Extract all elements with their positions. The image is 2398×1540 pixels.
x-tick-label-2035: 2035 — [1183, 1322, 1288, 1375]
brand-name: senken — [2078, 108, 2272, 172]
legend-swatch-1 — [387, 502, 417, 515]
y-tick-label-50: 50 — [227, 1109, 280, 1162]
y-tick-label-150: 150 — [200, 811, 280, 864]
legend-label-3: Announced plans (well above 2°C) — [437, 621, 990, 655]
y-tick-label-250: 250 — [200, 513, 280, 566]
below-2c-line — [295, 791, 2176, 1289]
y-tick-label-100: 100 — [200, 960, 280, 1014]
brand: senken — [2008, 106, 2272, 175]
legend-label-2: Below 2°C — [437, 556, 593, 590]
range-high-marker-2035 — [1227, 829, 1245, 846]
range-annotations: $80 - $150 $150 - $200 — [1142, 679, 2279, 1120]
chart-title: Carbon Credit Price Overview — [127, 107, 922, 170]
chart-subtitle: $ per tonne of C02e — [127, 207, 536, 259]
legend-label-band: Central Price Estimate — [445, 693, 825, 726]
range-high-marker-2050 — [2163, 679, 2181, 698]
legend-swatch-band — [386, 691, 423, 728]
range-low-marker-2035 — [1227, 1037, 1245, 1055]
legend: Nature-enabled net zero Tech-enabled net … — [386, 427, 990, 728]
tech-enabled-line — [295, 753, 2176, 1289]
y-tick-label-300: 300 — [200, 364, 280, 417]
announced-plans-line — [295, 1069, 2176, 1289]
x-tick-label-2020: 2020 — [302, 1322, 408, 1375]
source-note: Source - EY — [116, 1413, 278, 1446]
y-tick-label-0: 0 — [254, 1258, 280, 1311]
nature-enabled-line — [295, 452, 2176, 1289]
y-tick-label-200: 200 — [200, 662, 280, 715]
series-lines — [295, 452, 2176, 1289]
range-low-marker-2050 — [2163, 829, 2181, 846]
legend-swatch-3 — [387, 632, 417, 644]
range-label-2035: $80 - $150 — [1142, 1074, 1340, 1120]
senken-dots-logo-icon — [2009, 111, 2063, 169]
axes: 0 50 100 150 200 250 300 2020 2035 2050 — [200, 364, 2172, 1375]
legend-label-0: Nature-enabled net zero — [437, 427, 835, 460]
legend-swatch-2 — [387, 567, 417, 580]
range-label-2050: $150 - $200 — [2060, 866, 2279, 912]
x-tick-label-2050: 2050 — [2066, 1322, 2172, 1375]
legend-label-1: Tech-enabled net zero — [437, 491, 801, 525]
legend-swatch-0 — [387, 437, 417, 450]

■ **GIVEN INSTRUCTION**: Rewrite all the lines above, swapping "Central Price Estimate" for "Mid-Range Price Estimate" and leaving everything else as it is.

■ **THE RESPONSE**:
Extract all elements with their positions. The image is 2398×1540 pixels.
x-tick-label-2035: 2035 — [1183, 1322, 1288, 1375]
brand-name: senken — [2078, 108, 2272, 172]
legend-swatch-1 — [387, 502, 417, 515]
y-tick-label-50: 50 — [227, 1109, 280, 1162]
y-tick-label-150: 150 — [200, 811, 280, 864]
legend-label-3: Announced plans (well above 2°C) — [437, 621, 990, 655]
y-tick-label-250: 250 — [200, 513, 280, 566]
below-2c-line — [295, 791, 2176, 1289]
y-tick-label-100: 100 — [200, 960, 280, 1014]
brand: senken — [2008, 106, 2272, 175]
legend-label-2: Below 2°C — [437, 556, 593, 590]
range-high-marker-2035 — [1227, 829, 1245, 846]
range-annotations: $80 - $150 $150 - $200 — [1142, 679, 2279, 1120]
chart-title: Carbon Credit Price Overview — [127, 107, 922, 170]
chart-subtitle: $ per tonne of C02e — [127, 207, 536, 259]
legend-label-band: Mid-Range Price Estimate — [445, 693, 825, 726]
range-high-marker-2050 — [2163, 679, 2181, 698]
legend-swatch-band — [386, 691, 423, 728]
range-low-marker-2035 — [1227, 1037, 1245, 1055]
legend: Nature-enabled net zero Tech-enabled net … — [386, 427, 990, 728]
tech-enabled-line — [295, 753, 2176, 1289]
y-tick-label-300: 300 — [200, 364, 280, 417]
announced-plans-line — [295, 1069, 2176, 1289]
x-tick-label-2020: 2020 — [302, 1322, 408, 1375]
source-note: Source - EY — [116, 1413, 278, 1446]
y-tick-label-0: 0 — [254, 1258, 280, 1311]
nature-enabled-line — [295, 452, 2176, 1289]
y-tick-label-200: 200 — [200, 662, 280, 715]
series-lines — [295, 452, 2176, 1289]
range-low-marker-2050 — [2163, 829, 2181, 846]
legend-swatch-3 — [387, 632, 417, 644]
range-label-2035: $80 - $150 — [1142, 1074, 1340, 1120]
senken-dots-logo-icon — [2009, 111, 2063, 169]
axes: 0 50 100 150 200 250 300 2020 2035 2050 — [200, 364, 2172, 1375]
legend-label-0: Nature-enabled net zero — [437, 427, 835, 460]
legend-swatch-2 — [387, 567, 417, 580]
range-label-2050: $150 - $200 — [2060, 866, 2279, 912]
x-tick-label-2050: 2050 — [2066, 1322, 2172, 1375]
legend-label-1: Tech-enabled net zero — [437, 491, 801, 525]
legend-swatch-0 — [387, 437, 417, 450]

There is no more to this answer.